## Set exercise
Look through the data below and work out how many lines contain the string "JSON". Give the number alone.

## Records shown

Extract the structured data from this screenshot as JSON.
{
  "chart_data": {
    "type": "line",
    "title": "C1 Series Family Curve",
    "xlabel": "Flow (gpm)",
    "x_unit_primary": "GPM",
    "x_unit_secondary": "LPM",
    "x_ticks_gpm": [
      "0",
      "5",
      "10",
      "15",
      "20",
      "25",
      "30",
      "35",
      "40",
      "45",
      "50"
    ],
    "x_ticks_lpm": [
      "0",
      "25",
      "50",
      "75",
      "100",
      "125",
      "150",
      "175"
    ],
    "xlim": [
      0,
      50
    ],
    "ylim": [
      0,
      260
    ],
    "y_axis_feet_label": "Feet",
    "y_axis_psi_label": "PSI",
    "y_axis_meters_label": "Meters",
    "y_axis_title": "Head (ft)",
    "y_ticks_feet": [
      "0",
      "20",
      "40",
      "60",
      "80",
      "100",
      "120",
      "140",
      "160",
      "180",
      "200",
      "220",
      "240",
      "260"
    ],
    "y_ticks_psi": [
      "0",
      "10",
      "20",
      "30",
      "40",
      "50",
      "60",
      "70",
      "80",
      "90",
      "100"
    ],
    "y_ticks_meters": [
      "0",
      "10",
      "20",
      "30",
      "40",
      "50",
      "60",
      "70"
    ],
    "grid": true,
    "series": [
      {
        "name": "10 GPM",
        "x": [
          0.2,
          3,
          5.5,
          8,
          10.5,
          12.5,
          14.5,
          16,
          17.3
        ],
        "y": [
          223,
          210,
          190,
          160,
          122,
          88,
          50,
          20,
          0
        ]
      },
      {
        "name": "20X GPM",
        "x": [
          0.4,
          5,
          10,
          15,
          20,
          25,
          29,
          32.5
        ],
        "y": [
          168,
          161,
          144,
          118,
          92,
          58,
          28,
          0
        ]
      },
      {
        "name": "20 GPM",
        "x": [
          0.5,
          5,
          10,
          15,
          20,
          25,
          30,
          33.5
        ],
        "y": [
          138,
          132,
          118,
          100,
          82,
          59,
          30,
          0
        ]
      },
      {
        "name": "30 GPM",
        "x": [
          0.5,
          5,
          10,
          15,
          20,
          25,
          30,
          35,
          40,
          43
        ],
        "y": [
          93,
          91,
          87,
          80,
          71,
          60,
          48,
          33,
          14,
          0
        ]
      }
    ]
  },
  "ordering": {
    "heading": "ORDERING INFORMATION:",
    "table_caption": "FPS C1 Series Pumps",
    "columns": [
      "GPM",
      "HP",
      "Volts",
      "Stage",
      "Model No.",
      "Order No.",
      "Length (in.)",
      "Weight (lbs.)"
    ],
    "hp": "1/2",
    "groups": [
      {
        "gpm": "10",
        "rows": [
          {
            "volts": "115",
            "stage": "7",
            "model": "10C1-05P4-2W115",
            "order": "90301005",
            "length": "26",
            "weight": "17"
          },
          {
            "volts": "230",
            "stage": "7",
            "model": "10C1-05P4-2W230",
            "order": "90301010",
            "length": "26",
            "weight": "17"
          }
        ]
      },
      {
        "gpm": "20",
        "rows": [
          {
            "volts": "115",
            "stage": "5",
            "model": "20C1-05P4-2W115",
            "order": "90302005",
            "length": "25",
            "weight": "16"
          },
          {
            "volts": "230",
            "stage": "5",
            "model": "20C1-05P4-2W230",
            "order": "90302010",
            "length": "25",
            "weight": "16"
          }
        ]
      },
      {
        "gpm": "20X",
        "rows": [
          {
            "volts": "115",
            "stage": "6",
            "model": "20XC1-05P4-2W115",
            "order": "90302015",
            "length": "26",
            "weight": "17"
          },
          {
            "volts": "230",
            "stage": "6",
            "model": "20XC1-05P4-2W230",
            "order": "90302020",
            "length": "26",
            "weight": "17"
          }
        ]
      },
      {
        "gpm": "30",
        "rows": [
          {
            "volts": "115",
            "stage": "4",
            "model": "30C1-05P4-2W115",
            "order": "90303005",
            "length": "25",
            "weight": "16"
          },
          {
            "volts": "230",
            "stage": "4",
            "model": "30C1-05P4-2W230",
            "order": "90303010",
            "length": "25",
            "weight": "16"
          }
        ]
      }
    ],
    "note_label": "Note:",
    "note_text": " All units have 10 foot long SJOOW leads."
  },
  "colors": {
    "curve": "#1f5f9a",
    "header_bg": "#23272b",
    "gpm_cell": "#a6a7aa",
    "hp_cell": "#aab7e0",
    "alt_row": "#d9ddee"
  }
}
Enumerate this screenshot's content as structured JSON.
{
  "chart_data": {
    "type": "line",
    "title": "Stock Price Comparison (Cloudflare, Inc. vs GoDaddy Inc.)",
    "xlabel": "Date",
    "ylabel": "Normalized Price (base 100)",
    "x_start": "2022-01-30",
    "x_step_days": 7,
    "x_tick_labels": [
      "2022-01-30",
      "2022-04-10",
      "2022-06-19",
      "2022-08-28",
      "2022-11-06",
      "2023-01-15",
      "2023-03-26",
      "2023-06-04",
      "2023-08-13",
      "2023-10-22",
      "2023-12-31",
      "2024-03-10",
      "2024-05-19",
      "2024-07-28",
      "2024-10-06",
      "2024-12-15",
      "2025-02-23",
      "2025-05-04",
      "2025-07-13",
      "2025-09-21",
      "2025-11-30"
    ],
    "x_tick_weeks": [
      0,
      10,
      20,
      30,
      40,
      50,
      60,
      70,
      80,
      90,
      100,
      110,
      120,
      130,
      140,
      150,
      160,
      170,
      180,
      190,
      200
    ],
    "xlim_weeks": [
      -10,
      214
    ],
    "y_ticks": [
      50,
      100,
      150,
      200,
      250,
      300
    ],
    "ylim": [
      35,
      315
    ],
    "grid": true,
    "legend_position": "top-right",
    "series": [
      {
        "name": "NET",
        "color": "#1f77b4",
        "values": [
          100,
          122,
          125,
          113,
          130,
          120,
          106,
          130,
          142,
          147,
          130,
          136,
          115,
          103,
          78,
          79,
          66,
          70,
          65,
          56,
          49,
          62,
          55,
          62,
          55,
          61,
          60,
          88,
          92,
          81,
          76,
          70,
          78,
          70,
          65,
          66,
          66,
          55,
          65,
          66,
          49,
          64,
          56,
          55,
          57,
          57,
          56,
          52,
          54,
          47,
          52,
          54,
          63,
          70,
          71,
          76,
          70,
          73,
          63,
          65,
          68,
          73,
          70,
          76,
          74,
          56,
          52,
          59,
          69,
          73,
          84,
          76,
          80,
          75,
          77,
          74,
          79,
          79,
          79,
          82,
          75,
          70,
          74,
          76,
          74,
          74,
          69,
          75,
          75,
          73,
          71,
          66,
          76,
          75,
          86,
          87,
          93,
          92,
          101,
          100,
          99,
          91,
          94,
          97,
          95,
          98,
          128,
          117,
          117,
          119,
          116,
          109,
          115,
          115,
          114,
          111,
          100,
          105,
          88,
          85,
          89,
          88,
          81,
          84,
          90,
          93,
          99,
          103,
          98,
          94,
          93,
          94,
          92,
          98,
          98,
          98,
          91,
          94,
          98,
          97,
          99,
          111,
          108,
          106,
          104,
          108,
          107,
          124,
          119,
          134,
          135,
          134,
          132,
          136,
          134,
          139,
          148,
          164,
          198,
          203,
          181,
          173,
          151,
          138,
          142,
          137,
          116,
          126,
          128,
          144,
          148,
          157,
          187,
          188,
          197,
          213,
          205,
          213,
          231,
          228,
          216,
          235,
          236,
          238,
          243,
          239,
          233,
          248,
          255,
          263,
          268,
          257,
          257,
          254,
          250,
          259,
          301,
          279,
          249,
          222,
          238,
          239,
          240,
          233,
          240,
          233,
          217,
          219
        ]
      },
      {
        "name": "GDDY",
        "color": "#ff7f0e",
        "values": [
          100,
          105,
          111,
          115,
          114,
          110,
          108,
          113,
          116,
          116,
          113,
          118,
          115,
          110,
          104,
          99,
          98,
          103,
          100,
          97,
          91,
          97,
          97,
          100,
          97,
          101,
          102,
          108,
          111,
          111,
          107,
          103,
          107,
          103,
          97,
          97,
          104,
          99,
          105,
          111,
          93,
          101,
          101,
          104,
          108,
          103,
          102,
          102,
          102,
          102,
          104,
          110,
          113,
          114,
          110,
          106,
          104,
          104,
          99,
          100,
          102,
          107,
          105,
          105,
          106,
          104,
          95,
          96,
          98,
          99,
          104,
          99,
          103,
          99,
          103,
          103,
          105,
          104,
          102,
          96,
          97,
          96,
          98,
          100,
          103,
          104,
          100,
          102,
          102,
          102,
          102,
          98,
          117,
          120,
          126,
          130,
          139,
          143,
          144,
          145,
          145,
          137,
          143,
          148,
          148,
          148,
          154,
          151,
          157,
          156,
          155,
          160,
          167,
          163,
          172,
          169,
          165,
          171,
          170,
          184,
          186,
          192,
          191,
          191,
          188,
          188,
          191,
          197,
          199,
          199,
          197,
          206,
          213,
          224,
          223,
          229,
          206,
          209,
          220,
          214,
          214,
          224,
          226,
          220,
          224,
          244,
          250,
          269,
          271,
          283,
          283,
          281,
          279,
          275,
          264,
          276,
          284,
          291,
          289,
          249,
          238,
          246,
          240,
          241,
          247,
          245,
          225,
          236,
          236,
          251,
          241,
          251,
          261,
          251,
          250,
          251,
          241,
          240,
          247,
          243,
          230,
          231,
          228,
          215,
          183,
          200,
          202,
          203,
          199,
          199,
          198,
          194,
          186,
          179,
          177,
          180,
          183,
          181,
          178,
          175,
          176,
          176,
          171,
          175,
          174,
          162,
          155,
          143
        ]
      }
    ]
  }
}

## Final answer
2